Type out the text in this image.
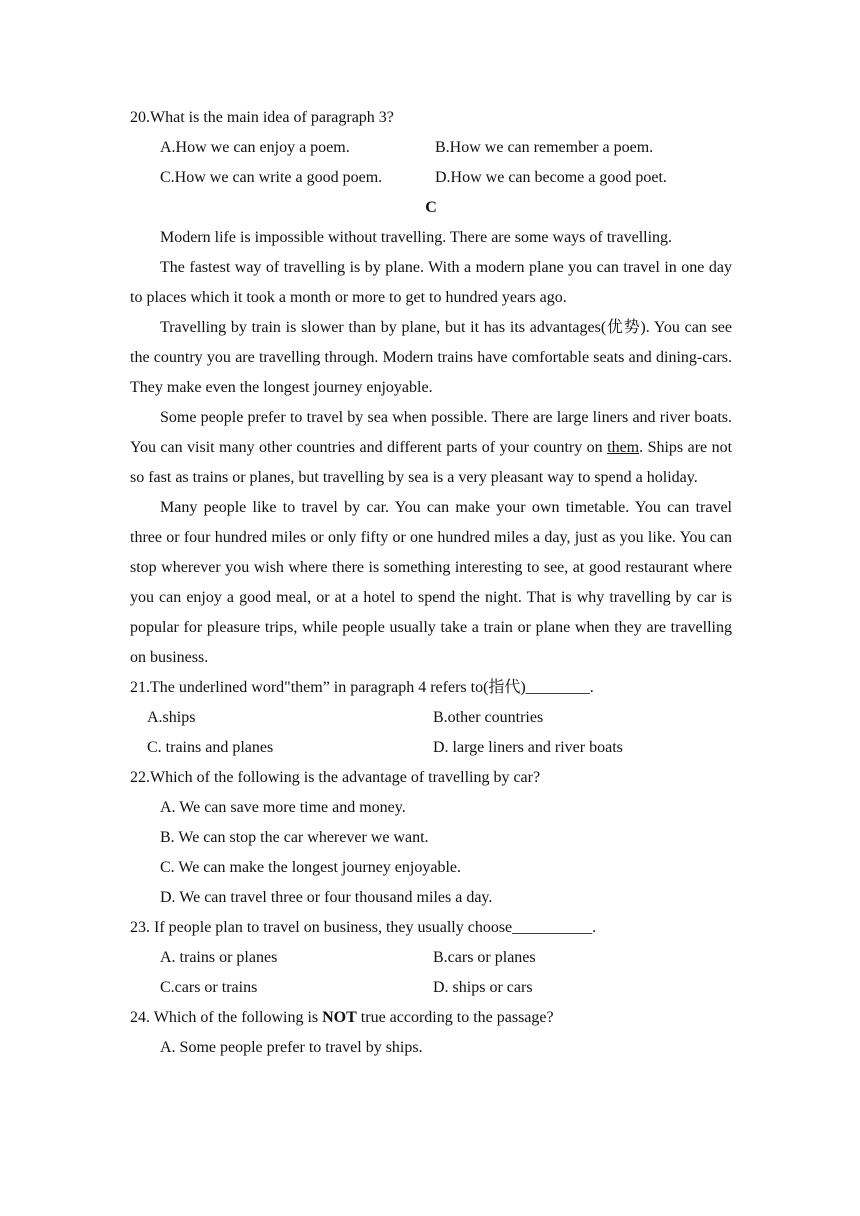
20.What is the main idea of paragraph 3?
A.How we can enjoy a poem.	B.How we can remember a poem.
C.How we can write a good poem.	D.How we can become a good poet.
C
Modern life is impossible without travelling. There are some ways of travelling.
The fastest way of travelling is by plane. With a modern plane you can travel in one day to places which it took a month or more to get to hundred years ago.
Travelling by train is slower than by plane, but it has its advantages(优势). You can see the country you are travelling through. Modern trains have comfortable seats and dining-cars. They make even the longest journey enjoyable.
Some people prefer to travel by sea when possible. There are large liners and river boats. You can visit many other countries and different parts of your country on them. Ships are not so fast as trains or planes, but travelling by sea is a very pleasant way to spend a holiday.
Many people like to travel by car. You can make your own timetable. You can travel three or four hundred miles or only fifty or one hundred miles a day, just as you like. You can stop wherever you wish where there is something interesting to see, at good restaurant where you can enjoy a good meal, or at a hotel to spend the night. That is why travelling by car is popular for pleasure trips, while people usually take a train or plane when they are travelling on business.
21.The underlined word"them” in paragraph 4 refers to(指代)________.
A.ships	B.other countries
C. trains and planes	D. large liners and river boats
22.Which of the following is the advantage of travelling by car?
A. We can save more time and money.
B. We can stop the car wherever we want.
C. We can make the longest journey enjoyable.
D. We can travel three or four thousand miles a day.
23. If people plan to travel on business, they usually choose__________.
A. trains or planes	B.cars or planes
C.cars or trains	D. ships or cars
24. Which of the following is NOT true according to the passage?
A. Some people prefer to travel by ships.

________________

_Given exercise_
Omit all pictures while transcribing the entries verbatim.

_Full answer_
Type out the text in this image.
20.What is the main idea of paragraph 3?
A.How we can enjoy a poem.	B.How we can remember a poem.
C.How we can write a good poem.	D.How we can become a good poet.
C
Modern life is impossible without travelling. There are some ways of travelling.
The fastest way of travelling is by plane. With a modern plane you can travel in one day to places which it took a month or more to get to hundred years ago.
Travelling by train is slower than by plane, but it has its advantages(优势). You can see the country you are travelling through. Modern trains have comfortable seats and dining-cars. They make even the longest journey enjoyable.
Some people prefer to travel by sea when possible. There are large liners and river boats. You can visit many other countries and different parts of your country on them. Ships are not so fast as trains or planes, but travelling by sea is a very pleasant way to spend a holiday.
Many people like to travel by car. You can make your own timetable. You can travel three or four hundred miles or only fifty or one hundred miles a day, just as you like. You can stop wherever you wish where there is something interesting to see, at good restaurant where you can enjoy a good meal, or at a hotel to spend the night. That is why travelling by car is popular for pleasure trips, while people usually take a train or plane when they are travelling on business.
21.The underlined word"them” in paragraph 4 refers to(指代)________.
A.ships	B.other countries
C. trains and planes	D. large liners and river boats
22.Which of the following is the advantage of travelling by car?
A. We can save more time and money.
B. We can stop the car wherever we want.
C. We can make the longest journey enjoyable.
D. We can travel three or four thousand miles a day.
23. If people plan to travel on business, they usually choose__________.
A. trains or planes	B.cars or planes
C.cars or trains	D. ships or cars
24. Which of the following is NOT true according to the passage?
A. Some people prefer to travel by ships.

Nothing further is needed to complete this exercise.